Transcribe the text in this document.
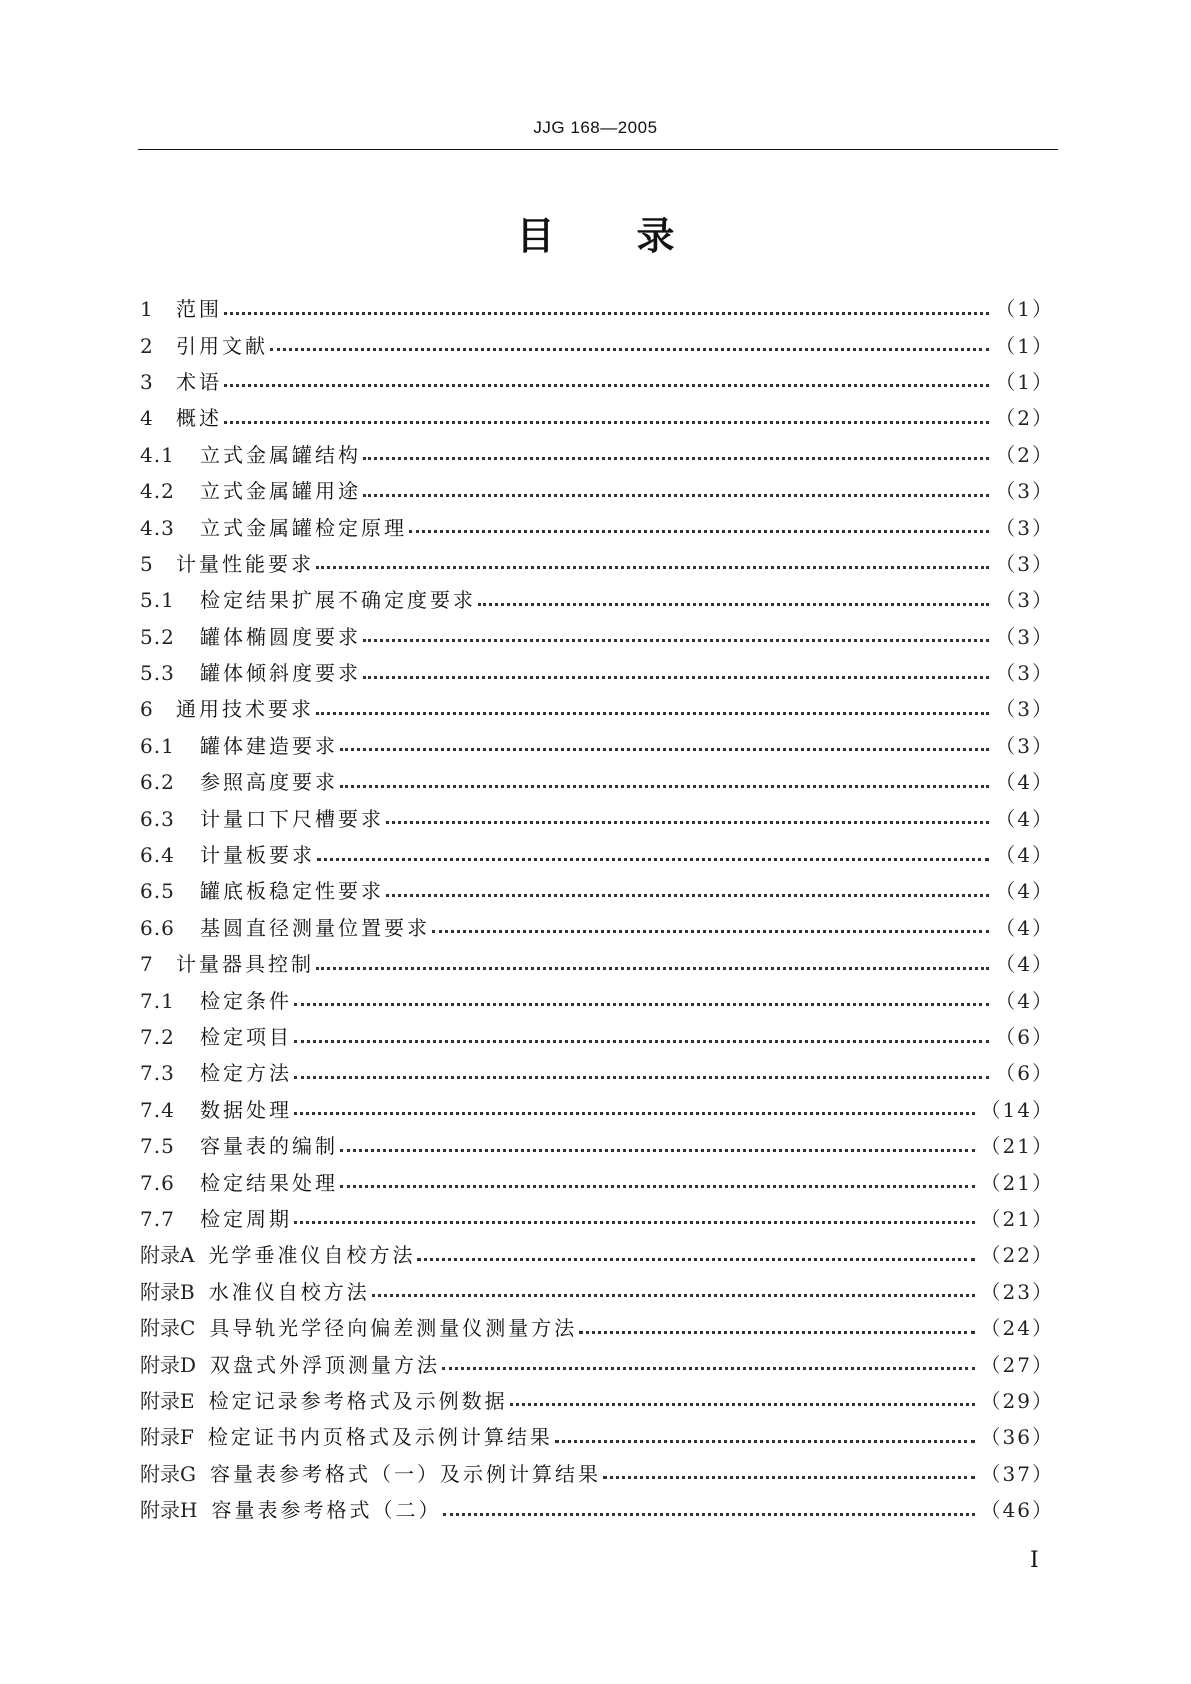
JJG 168—2005
目 录
1	范围	（1）
2	引用文献	（1）
3	术语	（1）
4	概述	（2）
4.1	立式金属罐结构	（2）
4.2	立式金属罐用途	（3）
4.3	立式金属罐检定原理	（3）
5	计量性能要求	（3）
5.1	检定结果扩展不确定度要求	（3）
5.2	罐体椭圆度要求	（3）
5.3	罐体倾斜度要求	（3）
6	通用技术要求	（3）
6.1	罐体建造要求	（3）
6.2	参照高度要求	（4）
6.3	计量口下尺槽要求	（4）
6.4	计量板要求	（4）
6.5	罐底板稳定性要求	（4）
6.6	基圆直径测量位置要求	（4）
7	计量器具控制	（4）
7.1	检定条件	（4）
7.2	检定项目	（6）
7.3	检定方法	（6）
7.4	数据处理	（14）
7.5	容量表的编制	（21）
7.6	检定结果处理	（21）
7.7	检定周期	（21）
附录A 光学垂准仪自校方法	（22）
附录B 水准仪自校方法	（23）
附录C 具导轨光学径向偏差测量仪测量方法	（24）
附录D 双盘式外浮顶测量方法	（27）
附录E 检定记录参考格式及示例数据	（29）
附录F 检定证书内页格式及示例计算结果	（36）
附录G 容量表参考格式（一）及示例计算结果	（37）
附录H 容量表参考格式（二）	（46）
I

- [Requirements]: Write out the whole listing exactly, and drop the pictures.

- [Complete answer]:
Transcribe the text in this document.
JJG 168—2005
目 录
1	范围	（1）
2	引用文献	（1）
3	术语	（1）
4	概述	（2）
4.1	立式金属罐结构	（2）
4.2	立式金属罐用途	（3）
4.3	立式金属罐检定原理	（3）
5	计量性能要求	（3）
5.1	检定结果扩展不确定度要求	（3）
5.2	罐体椭圆度要求	（3）
5.3	罐体倾斜度要求	（3）
6	通用技术要求	（3）
6.1	罐体建造要求	（3）
6.2	参照高度要求	（4）
6.3	计量口下尺槽要求	（4）
6.4	计量板要求	（4）
6.5	罐底板稳定性要求	（4）
6.6	基圆直径测量位置要求	（4）
7	计量器具控制	（4）
7.1	检定条件	（4）
7.2	检定项目	（6）
7.3	检定方法	（6）
7.4	数据处理	（14）
7.5	容量表的编制	（21）
7.6	检定结果处理	（21）
7.7	检定周期	（21）
附录A 光学垂准仪自校方法	（22）
附录B 水准仪自校方法	（23）
附录C 具导轨光学径向偏差测量仪测量方法	（24）
附录D 双盘式外浮顶测量方法	（27）
附录E 检定记录参考格式及示例数据	（29）
附录F 检定证书内页格式及示例计算结果	（36）
附录G 容量表参考格式（一）及示例计算结果	（37）
附录H 容量表参考格式（二）	（46）
I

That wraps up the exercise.